• [EXERCISE PROMPT] Track down each line that has the word "text" and copy it.

• [Entries from a dataset]

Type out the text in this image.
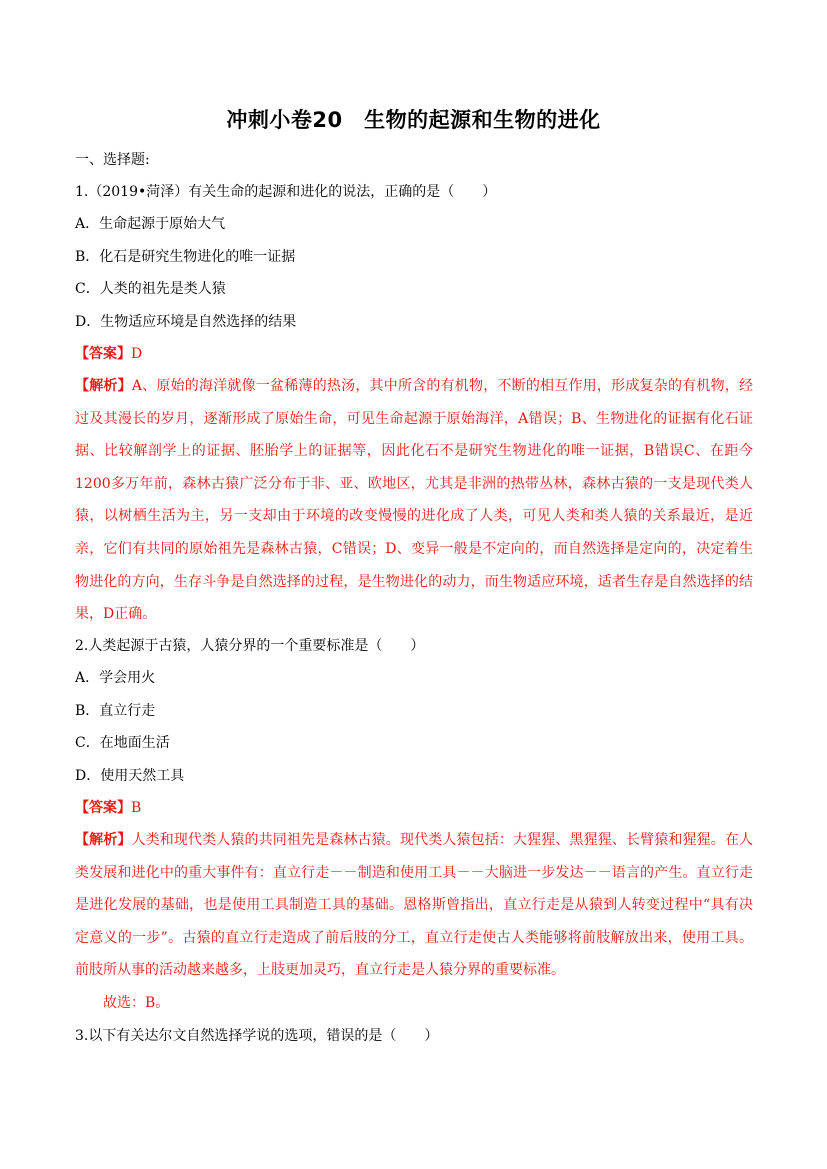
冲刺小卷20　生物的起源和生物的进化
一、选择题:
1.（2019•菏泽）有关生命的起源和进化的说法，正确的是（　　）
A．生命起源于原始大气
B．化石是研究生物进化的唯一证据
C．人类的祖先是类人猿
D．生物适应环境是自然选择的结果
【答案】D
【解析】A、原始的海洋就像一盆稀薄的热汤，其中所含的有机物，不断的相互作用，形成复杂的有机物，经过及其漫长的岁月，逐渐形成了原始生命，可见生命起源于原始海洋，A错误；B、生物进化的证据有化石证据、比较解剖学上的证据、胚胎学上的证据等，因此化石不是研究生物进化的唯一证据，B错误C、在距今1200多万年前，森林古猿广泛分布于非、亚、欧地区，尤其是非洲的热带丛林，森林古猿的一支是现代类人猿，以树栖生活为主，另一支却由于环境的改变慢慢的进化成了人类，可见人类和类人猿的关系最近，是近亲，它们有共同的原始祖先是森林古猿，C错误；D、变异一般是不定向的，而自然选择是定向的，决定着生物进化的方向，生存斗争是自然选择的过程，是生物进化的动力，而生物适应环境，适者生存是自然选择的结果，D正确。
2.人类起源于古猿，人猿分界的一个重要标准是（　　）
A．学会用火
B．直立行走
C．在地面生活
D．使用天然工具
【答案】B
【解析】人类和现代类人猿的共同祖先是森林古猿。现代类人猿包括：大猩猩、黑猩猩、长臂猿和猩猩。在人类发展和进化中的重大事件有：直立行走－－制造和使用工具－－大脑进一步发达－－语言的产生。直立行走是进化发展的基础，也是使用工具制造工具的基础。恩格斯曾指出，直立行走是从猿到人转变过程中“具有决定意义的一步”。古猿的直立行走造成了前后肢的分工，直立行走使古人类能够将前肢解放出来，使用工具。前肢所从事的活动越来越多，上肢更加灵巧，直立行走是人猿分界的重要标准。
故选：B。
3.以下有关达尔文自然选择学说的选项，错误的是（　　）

==

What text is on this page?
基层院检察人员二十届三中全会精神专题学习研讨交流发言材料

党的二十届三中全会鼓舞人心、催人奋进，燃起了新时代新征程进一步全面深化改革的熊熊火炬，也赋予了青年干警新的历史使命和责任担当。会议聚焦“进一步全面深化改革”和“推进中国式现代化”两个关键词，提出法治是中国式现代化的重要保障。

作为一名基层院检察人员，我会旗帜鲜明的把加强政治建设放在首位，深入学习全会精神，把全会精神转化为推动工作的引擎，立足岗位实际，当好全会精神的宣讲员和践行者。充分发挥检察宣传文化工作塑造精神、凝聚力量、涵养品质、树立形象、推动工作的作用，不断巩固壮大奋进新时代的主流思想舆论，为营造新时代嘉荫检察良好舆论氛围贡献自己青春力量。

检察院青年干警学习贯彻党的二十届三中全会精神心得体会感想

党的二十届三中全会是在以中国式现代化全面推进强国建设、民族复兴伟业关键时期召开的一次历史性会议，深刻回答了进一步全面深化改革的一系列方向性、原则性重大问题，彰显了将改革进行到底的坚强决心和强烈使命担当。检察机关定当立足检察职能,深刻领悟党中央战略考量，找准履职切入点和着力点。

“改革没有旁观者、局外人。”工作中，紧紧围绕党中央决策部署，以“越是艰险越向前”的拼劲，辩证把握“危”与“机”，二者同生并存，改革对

• [THE COMPLETED TASK]
Type out the text in this image.
What text is on this page?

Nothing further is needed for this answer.